- **GIVEN RECORDS**
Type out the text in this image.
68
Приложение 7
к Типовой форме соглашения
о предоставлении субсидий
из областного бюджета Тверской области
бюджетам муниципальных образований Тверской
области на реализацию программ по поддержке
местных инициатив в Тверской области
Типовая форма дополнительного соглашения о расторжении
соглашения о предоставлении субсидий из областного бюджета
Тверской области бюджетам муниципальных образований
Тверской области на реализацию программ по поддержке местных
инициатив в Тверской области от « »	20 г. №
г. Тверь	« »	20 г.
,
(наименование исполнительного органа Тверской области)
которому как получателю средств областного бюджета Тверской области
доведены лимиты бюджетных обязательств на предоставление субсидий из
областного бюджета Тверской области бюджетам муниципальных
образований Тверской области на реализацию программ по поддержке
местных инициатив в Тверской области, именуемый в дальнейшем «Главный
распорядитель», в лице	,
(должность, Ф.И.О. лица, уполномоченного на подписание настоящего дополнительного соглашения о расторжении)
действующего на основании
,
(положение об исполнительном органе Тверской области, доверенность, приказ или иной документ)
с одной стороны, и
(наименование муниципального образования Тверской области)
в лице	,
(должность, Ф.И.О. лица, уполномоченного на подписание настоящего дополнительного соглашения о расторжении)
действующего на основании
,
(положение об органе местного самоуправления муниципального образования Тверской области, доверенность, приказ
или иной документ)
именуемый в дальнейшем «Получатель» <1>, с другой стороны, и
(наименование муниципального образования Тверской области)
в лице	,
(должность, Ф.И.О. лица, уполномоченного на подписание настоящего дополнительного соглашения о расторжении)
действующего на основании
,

- **WHAT THE EXERCISE ASKS**
Write out the entries in full, exactly as given.

- **RESULT OF THIS TASK**
Type out the text in this image.
68
Приложение 7
к Типовой форме соглашения
о предоставлении субсидий
из областного бюджета Тверской области
бюджетам муниципальных образований Тверской
области на реализацию программ по поддержке
местных инициатив в Тверской области
Типовая форма дополнительного соглашения о расторжении
соглашения о предоставлении субсидий из областного бюджета
Тверской области бюджетам муниципальных образований
Тверской области на реализацию программ по поддержке местных
инициатив в Тверской области от « »	20 г. №
г. Тверь	« »	20 г.
,
(наименование исполнительного органа Тверской области)
которому как получателю средств областного бюджета Тверской области
доведены лимиты бюджетных обязательств на предоставление субсидий из
областного бюджета Тверской области бюджетам муниципальных
образований Тверской области на реализацию программ по поддержке
местных инициатив в Тверской области, именуемый в дальнейшем «Главный
распорядитель», в лице	,
(должность, Ф.И.О. лица, уполномоченного на подписание настоящего дополнительного соглашения о расторжении)
действующего на основании
,
(положение об исполнительном органе Тверской области, доверенность, приказ или иной документ)
с одной стороны, и
(наименование муниципального образования Тверской области)
в лице	,
(должность, Ф.И.О. лица, уполномоченного на подписание настоящего дополнительного соглашения о расторжении)
действующего на основании
,
(положение об органе местного самоуправления муниципального образования Тверской области, доверенность, приказ
или иной документ)
именуемый в дальнейшем «Получатель» <1>, с другой стороны, и
(наименование муниципального образования Тверской области)
в лице	,
(должность, Ф.И.О. лица, уполномоченного на подписание настоящего дополнительного соглашения о расторжении)
действующего на основании
,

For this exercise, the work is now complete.